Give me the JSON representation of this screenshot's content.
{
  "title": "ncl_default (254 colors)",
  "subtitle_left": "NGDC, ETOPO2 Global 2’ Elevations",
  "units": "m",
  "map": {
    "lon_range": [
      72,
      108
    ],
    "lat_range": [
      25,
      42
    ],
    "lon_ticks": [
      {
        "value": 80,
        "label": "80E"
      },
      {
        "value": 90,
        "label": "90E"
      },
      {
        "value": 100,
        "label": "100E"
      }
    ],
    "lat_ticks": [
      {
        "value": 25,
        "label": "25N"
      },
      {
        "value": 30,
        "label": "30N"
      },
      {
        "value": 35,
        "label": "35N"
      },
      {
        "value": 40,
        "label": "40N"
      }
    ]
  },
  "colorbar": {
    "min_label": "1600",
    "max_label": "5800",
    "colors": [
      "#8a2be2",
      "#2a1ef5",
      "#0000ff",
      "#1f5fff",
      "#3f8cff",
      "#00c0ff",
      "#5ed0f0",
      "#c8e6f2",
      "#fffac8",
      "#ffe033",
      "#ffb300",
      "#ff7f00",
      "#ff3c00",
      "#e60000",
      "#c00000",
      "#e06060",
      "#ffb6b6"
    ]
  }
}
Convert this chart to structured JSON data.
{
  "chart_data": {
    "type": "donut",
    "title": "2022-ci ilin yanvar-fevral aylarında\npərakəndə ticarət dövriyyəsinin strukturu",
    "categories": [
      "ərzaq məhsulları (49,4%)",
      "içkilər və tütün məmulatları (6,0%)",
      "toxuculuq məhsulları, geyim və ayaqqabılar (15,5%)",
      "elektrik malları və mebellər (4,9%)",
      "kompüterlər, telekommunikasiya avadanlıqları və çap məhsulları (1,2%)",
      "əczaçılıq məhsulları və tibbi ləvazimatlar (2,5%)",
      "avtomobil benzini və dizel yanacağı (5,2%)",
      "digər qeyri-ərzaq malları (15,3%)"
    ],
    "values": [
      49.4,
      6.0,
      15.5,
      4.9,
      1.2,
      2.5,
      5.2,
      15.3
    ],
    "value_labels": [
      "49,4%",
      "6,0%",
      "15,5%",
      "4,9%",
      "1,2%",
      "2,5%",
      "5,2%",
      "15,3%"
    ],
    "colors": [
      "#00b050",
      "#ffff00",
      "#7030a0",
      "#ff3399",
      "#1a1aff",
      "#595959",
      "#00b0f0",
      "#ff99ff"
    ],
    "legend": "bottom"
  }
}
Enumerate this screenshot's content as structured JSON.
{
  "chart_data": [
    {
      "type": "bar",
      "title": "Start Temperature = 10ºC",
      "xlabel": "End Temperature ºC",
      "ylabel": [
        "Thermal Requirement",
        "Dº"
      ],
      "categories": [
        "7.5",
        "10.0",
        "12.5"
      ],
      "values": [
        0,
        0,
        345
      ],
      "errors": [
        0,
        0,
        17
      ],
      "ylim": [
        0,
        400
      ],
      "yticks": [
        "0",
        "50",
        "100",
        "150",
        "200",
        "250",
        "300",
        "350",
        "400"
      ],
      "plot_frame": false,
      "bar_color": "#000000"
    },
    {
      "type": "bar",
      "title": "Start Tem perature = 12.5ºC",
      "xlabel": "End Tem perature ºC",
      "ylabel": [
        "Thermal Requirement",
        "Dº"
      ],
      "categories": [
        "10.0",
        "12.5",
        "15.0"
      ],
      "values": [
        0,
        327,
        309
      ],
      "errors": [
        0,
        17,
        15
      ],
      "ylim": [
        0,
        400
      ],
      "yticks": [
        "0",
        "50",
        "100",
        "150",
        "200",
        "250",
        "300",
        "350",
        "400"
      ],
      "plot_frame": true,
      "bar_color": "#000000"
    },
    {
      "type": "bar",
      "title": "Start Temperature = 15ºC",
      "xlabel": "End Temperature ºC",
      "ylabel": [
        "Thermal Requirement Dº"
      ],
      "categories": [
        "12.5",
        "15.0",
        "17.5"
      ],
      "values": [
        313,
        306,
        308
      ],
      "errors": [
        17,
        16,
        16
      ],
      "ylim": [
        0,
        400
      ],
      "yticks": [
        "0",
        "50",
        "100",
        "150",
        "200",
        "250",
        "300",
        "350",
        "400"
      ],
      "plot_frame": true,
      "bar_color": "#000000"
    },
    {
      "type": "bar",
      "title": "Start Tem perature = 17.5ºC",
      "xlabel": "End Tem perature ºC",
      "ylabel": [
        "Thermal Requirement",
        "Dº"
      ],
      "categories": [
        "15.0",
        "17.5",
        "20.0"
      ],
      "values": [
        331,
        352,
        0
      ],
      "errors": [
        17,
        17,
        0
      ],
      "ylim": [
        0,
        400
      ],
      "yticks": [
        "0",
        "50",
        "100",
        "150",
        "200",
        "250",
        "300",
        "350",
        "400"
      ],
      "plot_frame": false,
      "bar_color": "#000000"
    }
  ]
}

+++

◆ Exercise objective: Search the records for the word "ərzaq", then list every line that has it.

◆ Problem solution:
      "ərzaq məhsulları (49,4%)",
      "digər qeyri-ərzaq malları (15,3%)"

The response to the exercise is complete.